=== Work to complete ===
1. Reproduce a section of the darkroom printing thread below, beginning at the words "I have little" and stopping after "real go first.".
2. Answer these questions from the darkroom printing thread below.
(a) Which paper does Alpha have a large stash of?
(b) What is the largest size Alpha has ever printed?
(c) Who are the authors of The New Photography?

--- start of Supplied passage ---

# Afraid of myself



## Alpha (Feb 20, 2012)

It's been several years since I've done any serious darkroom work and I was never particularly masterful. I am coming out of hiatus now and would like to print on some special stuff I've had locked away. In particular, I'm hoping to make use of my large stash of Ektalure G, I'd like to try Ansco 130, and I'd like to get more into toning. I have some weak spots in my technique and I'm unsure how much practice, and how to practice, before I break into the stash. The paper is graded, so split-grade printing is a non-issue.

I have basically anything I could possibly want available to me where I'll be printing. My aim is to make the best prints possible (I guess that goes without saying but sometimes we can afford to be a little sloppier than others)

Here are my weak areas:

I have little experience with toning. I'm particularly keen on doing more work with gold toner, though I suppose I should give Selenium a real go first.
I've never printed larger than 11x14 and I am terrified of printing on my 16x20 Ektalure. 

Can anyone give some advice or recommend some resources (books or other) with sophisticated discussions of toning? I'm aiming for precision since the paper is irreplaceable. I tend to be a little too judicious with my test strips. Also, any resources or words of advice on printing large? 

Also, I am facing the option of Diffusion or Condenser and have not used a diffusion head before.


----------



## BlackSheep (Feb 20, 2012)

Two book suggestions:

1. The Manual of Photography, by Ralph Jacobson, Sidney Ray and Geoffrey Attridge
2. The New Photography by Catherine Reeve and Marilyn Sward

And have fun!

--- end of Supplied passage ---
--- start of Given information ---

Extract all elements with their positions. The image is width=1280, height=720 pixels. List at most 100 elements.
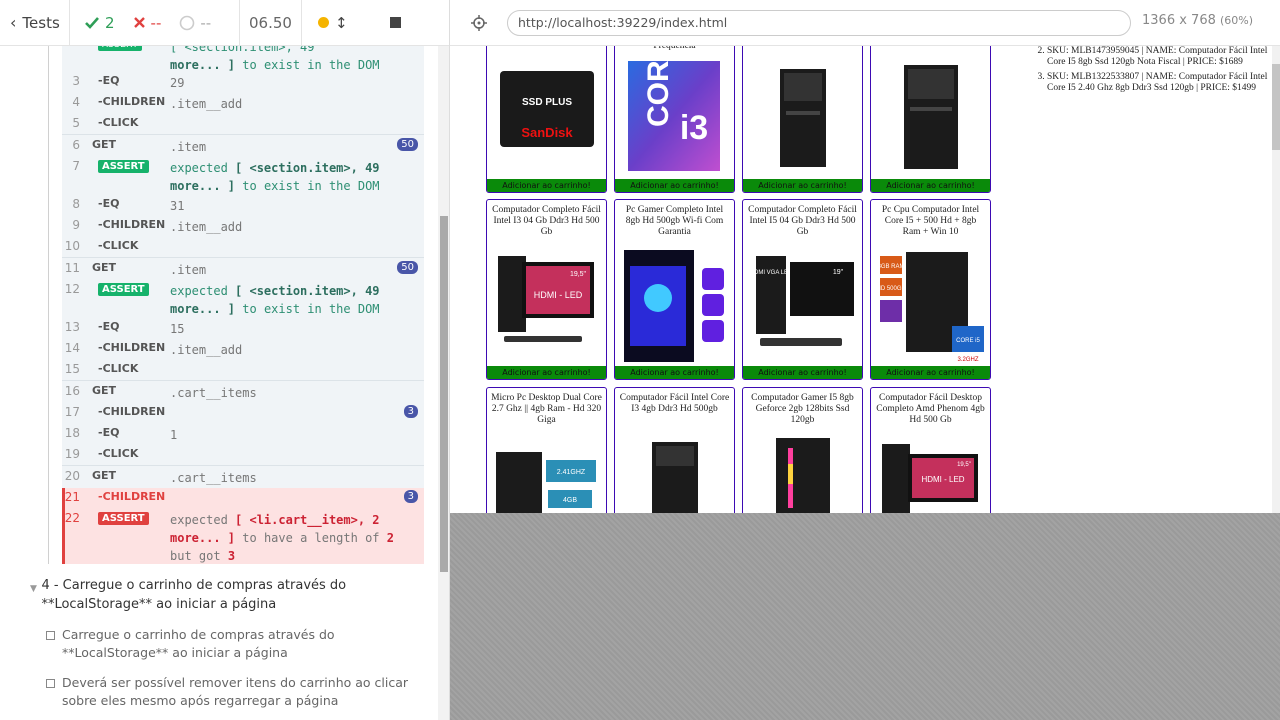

--- end of Given information ---

=== Answers by task ===
1.
I have little experience with toning. I'm particularly keen on doing more work with gold toner, though I suppose I should give Selenium a real go first.

2.
(a) Ektalure G
(b) 11x14
(c) Catherine Reeve and Marilyn Sward